# Data excerpts:
start

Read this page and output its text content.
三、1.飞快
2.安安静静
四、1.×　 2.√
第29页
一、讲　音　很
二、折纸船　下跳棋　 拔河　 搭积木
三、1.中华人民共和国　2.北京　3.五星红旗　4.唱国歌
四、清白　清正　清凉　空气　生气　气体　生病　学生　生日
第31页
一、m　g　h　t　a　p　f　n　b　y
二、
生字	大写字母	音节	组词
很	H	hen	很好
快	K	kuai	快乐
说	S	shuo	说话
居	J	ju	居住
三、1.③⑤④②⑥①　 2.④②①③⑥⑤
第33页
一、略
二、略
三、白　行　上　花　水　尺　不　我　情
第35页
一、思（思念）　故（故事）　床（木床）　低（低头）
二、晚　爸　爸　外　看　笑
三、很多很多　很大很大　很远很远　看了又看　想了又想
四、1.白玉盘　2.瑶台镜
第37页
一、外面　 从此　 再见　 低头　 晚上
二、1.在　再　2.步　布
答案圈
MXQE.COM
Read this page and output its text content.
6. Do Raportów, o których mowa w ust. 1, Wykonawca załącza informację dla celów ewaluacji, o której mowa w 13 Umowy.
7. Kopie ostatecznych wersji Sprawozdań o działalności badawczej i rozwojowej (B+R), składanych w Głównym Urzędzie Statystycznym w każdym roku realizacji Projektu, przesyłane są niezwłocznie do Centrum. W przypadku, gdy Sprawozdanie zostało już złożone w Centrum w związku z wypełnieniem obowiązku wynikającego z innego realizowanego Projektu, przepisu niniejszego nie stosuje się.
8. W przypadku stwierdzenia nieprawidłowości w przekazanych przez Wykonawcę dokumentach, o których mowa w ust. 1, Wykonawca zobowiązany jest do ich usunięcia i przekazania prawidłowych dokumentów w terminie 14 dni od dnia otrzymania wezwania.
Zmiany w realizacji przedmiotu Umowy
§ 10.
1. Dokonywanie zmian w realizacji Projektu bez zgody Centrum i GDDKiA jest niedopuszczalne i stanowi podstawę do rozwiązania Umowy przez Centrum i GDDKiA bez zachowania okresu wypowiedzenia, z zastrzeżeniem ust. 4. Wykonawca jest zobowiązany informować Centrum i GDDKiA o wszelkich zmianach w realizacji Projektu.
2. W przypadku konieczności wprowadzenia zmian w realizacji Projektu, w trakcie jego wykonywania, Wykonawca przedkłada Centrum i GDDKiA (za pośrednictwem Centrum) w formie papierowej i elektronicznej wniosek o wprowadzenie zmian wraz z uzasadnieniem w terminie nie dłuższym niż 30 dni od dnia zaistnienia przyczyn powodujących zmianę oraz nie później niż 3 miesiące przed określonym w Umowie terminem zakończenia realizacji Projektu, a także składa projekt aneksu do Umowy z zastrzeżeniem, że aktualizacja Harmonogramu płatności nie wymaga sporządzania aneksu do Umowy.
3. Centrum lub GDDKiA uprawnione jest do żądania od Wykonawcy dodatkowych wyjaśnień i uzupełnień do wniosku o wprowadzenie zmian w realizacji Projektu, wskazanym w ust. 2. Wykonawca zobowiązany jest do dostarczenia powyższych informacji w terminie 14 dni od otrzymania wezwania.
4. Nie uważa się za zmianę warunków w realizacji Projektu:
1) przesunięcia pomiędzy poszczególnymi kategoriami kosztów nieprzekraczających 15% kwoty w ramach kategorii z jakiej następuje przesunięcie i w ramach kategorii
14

end

# Exercise brief:
Go through the material above and count the lines that contain "otrzymania"; give that number alone.

# Solution below:
2